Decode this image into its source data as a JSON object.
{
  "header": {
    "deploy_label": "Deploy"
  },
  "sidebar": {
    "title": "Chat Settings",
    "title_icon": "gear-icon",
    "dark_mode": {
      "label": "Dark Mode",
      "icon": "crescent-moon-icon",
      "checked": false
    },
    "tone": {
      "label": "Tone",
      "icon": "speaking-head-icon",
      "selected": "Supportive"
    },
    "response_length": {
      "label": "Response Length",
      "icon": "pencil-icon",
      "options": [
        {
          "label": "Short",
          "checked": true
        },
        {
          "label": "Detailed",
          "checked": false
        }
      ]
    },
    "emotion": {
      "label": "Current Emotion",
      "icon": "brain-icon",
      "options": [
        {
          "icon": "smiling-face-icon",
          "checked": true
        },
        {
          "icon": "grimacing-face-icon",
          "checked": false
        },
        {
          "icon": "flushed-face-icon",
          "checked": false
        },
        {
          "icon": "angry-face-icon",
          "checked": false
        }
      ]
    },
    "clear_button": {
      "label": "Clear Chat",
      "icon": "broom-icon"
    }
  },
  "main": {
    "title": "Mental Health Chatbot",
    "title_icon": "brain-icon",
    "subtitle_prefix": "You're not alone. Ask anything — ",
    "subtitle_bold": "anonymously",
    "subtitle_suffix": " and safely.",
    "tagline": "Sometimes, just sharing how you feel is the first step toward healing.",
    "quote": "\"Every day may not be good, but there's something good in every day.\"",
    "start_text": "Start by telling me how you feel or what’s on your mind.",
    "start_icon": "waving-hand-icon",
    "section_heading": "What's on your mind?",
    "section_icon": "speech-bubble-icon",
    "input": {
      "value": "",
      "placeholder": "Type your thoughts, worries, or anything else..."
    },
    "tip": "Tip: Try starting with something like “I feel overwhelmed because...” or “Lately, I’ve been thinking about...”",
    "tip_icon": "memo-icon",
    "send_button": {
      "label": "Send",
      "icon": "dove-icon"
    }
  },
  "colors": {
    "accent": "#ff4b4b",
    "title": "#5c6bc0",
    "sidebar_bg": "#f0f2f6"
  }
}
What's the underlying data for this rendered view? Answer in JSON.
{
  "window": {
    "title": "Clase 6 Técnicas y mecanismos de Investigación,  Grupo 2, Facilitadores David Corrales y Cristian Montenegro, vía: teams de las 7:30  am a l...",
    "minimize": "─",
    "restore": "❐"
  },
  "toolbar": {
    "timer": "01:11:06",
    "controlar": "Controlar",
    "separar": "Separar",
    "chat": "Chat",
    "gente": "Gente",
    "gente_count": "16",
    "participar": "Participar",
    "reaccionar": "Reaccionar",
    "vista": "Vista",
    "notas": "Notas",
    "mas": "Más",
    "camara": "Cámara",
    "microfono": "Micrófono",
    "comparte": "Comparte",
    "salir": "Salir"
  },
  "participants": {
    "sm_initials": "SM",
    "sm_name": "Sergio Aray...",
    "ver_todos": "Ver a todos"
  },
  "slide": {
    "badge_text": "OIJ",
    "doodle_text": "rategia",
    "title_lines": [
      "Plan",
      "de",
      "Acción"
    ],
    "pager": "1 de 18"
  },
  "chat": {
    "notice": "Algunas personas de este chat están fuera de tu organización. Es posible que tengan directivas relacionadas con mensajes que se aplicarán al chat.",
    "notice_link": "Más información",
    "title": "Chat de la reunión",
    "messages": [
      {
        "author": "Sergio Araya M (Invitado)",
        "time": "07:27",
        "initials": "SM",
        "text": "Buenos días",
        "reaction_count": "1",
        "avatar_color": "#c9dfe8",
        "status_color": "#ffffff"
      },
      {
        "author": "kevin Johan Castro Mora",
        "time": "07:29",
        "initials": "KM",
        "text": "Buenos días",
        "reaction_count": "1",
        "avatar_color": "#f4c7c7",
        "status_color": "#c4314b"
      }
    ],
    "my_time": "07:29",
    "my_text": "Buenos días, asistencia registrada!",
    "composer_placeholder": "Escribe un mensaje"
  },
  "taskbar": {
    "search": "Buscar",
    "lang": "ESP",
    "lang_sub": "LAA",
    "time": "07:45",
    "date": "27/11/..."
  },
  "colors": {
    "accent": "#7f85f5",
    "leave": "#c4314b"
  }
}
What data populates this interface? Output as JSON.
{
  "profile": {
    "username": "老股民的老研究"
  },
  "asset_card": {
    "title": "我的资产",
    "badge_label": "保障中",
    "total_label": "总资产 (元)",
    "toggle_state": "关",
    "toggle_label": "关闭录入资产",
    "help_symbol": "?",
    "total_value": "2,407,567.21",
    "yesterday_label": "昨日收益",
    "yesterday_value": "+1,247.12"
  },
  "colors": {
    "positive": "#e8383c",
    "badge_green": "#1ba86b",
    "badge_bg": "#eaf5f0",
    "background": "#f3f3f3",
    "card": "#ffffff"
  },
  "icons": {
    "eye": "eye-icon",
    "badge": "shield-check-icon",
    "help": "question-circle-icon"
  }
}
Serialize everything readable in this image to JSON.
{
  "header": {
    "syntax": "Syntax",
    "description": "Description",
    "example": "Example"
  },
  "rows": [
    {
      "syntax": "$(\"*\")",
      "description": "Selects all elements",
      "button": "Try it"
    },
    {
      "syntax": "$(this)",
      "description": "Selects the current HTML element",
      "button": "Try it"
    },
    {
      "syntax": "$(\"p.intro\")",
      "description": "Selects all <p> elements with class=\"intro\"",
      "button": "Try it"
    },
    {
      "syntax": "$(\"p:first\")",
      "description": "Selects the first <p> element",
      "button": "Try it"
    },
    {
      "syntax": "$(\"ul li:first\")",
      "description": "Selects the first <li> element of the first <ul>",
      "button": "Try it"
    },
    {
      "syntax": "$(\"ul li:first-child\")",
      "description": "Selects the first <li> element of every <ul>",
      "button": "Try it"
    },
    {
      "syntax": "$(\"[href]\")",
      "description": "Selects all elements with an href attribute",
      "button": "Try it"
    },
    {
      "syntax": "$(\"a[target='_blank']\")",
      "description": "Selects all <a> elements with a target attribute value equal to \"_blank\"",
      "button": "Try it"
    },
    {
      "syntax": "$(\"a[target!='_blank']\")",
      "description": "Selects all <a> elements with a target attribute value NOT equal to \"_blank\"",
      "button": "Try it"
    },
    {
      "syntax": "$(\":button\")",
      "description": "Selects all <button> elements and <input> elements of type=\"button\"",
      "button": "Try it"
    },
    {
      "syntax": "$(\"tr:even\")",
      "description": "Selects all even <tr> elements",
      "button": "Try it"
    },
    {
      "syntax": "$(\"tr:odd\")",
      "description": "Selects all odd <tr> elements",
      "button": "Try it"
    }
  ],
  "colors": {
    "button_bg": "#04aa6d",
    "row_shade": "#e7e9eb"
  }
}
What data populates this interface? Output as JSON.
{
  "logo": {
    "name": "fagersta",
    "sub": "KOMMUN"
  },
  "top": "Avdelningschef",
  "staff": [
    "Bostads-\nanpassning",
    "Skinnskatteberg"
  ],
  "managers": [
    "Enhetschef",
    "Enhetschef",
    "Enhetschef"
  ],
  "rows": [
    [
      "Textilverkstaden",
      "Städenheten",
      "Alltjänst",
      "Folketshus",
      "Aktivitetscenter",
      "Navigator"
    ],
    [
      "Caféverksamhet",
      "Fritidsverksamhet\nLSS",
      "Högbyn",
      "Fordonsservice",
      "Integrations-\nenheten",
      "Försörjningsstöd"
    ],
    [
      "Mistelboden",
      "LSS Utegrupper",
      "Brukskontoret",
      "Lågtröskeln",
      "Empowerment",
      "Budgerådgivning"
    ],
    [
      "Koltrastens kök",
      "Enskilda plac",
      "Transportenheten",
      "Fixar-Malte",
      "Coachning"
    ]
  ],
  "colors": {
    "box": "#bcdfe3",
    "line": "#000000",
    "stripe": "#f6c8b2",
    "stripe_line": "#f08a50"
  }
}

▶ **EXERCISE DETAILS**
Using the entries above, state how many lines include the word "anything", with no other words.

▶ **WRITTEN ANSWER**
2